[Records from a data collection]

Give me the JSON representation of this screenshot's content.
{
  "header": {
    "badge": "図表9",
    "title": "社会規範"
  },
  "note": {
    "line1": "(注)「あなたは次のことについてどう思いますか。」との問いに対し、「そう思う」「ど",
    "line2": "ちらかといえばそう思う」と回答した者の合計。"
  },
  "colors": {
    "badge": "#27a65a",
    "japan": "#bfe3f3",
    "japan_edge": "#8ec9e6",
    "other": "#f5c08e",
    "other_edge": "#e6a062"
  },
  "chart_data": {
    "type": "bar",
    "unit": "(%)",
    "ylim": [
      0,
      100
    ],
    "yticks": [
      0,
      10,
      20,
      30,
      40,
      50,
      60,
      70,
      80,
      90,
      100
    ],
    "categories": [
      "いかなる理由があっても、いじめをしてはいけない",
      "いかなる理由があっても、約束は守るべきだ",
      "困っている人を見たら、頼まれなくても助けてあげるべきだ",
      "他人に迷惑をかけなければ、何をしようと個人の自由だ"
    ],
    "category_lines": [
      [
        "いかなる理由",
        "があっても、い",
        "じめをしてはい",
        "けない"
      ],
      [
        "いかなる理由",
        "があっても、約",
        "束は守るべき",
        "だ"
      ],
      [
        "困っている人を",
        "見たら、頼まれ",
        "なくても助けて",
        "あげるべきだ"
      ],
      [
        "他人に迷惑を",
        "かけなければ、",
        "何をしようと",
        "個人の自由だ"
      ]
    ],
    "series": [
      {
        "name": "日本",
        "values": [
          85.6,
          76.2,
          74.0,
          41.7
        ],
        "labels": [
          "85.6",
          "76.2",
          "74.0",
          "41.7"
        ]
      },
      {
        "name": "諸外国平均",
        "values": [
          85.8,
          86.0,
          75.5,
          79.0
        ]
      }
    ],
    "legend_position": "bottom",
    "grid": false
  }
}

The request: Show every line that contains the word "いかなる理由があっても".

Output of the exercise:
      "いかなる理由があっても、いじめをしてはいけない",
      "いかなる理由があっても、約束は守るべきだ",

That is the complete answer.